SET PROBLEM: Scan the data below and pick out the lines containing the word "NOMBRE".

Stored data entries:
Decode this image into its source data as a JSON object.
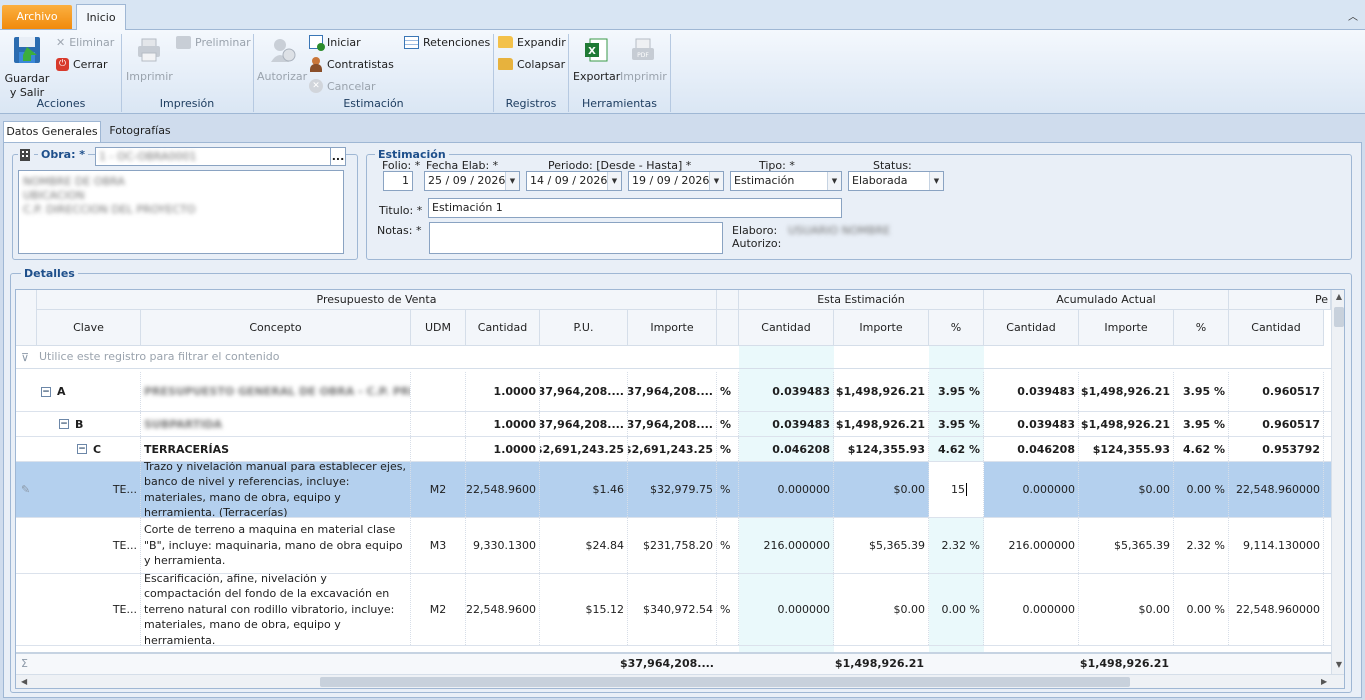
{
  "ribbon": {
    "tabs": {
      "archivo": "Archivo",
      "inicio": "Inicio"
    },
    "acciones": {
      "guardar_line1": "Guardar",
      "guardar_line2": "y Salir",
      "eliminar": "Eliminar",
      "cerrar": "Cerrar",
      "group": "Acciones"
    },
    "impresion": {
      "imprimir": "Imprimir",
      "preliminar": "Preliminar",
      "group": "Impresión"
    },
    "estimacion": {
      "autorizar": "Autorizar",
      "iniciar": "Iniciar",
      "contratistas": "Contratistas",
      "cancelar": "Cancelar",
      "retenciones": "Retenciones",
      "group": "Estimación"
    },
    "registros": {
      "expandir": "Expandir",
      "colapsar": "Colapsar",
      "group": "Registros"
    },
    "herramientas": {
      "exportar": "Exportar",
      "imprimir": "Imprimir",
      "group": "Herramientas"
    }
  },
  "page_tabs": {
    "datos": "Datos Generales",
    "fotos": "Fotografías"
  },
  "obra": {
    "label": "Obra: *",
    "value": "1 - OC-OBRA0001",
    "details": [
      "NOMBRE DE OBRA",
      "UBICACION",
      "C.P. DIRECCION DEL PROYECTO"
    ],
    "button": "..."
  },
  "estimacion": {
    "title": "Estimación",
    "folio_label": "Folio: *",
    "folio": "1",
    "fecha_label": "Fecha Elab: *",
    "fecha": "25 / 09 / 2026",
    "periodo_label": "Periodo:  [Desde - Hasta] *",
    "desde": "14 / 09 / 2026",
    "hasta": "19 / 09 / 2026",
    "tipo_label": "Tipo: *",
    "tipo": "Estimación",
    "status_label": "Status:",
    "status": "Elaborada",
    "titulo_label": "Titulo: *",
    "titulo": "Estimación 1",
    "notas_label": "Notas: *",
    "notas": "",
    "elaboro_label": "Elaboro:",
    "elaboro": "USUARIO NOMBRE",
    "autorizo_label": "Autorizo:"
  },
  "detalles": {
    "title": "Detalles",
    "band_headers": {
      "presupuesto": "Presupuesto de Venta",
      "esta": "Esta Estimación",
      "acumulado": "Acumulado Actual",
      "pendiente": "Pe"
    },
    "columns": [
      "Clave",
      "Concepto",
      "UDM",
      "Cantidad",
      "P.U.",
      "Importe",
      "Cantidad",
      "Importe",
      "%",
      "Cantidad",
      "Importe",
      "%",
      "Cantidad"
    ],
    "filter_placeholder": "Utilice este registro para filtrar el contenido",
    "rows": [
      {
        "clave": "A",
        "concepto": "PRESUPUESTO GENERAL DE OBRA - C.P. PRIMERA ETAPA",
        "udm": "",
        "cantidad": "1.0000",
        "pu": "$37,964,208....",
        "importe": "$37,964,208....",
        "pct_sym": "%",
        "e_cant": "0.039483",
        "e_imp": "$1,498,926.21",
        "e_pct": "3.95 %",
        "a_cant": "0.039483",
        "a_imp": "$1,498,926.21",
        "a_pct": "3.95 %",
        "p_cant": "0.960517"
      },
      {
        "clave": "B",
        "concepto": "SUBPARTIDA",
        "udm": "",
        "cantidad": "1.0000",
        "pu": "$37,964,208....",
        "importe": "$37,964,208....",
        "pct_sym": "%",
        "e_cant": "0.039483",
        "e_imp": "$1,498,926.21",
        "e_pct": "3.95 %",
        "a_cant": "0.039483",
        "a_imp": "$1,498,926.21",
        "a_pct": "3.95 %",
        "p_cant": "0.960517"
      },
      {
        "clave": "C",
        "concepto": "TERRACERÍAS",
        "udm": "",
        "cantidad": "1.0000",
        "pu": "$2,691,243.25",
        "importe": "$2,691,243.25",
        "pct_sym": "%",
        "e_cant": "0.046208",
        "e_imp": "$124,355.93",
        "e_pct": "4.62 %",
        "a_cant": "0.046208",
        "a_imp": "$124,355.93",
        "a_pct": "4.62 %",
        "p_cant": "0.953792"
      },
      {
        "clave": "TE...",
        "concepto": "Trazo y nivelación manual para establecer ejes, banco de nivel y referencias, incluye: materiales, mano de obra, equipo y herramienta. (Terracerías)",
        "udm": "M2",
        "cantidad": "22,548.9600",
        "pu": "$1.46",
        "importe": "$32,979.75",
        "pct_sym": "%",
        "e_cant": "0.000000",
        "e_imp": "$0.00",
        "e_pct": "15",
        "a_cant": "0.000000",
        "a_imp": "$0.00",
        "a_pct": "0.00 %",
        "p_cant": "22,548.960000"
      },
      {
        "clave": "TE...",
        "concepto": "Corte de terreno a maquina en material clase \"B\", incluye: maquinaria, mano de obra equipo y herramienta.",
        "udm": "M3",
        "cantidad": "9,330.1300",
        "pu": "$24.84",
        "importe": "$231,758.20",
        "pct_sym": "%",
        "e_cant": "216.000000",
        "e_imp": "$5,365.39",
        "e_pct": "2.32 %",
        "a_cant": "216.000000",
        "a_imp": "$5,365.39",
        "a_pct": "2.32 %",
        "p_cant": "9,114.130000"
      },
      {
        "clave": "TE...",
        "concepto": "Escarificación, afine, nivelación y compactación del fondo de la excavación en terreno natural con rodillo vibratorio, incluye: materiales, mano de obra, equipo y herramienta.",
        "udm": "M2",
        "cantidad": "22,548.9600",
        "pu": "$15.12",
        "importe": "$340,972.54",
        "pct_sym": "%",
        "e_cant": "0.000000",
        "e_imp": "$0.00",
        "e_pct": "0.00 %",
        "a_cant": "0.000000",
        "a_imp": "$0.00",
        "a_pct": "0.00 %",
        "p_cant": "22,548.960000"
      }
    ],
    "totals": {
      "importe": "$37,964,208....",
      "e_imp": "$1,498,926.21",
      "a_imp": "$1,498,926.21"
    }
  }
}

CORRECT RESPONSE:
      "NOMBRE DE OBRA",
    "elaboro": "USUARIO NOMBRE",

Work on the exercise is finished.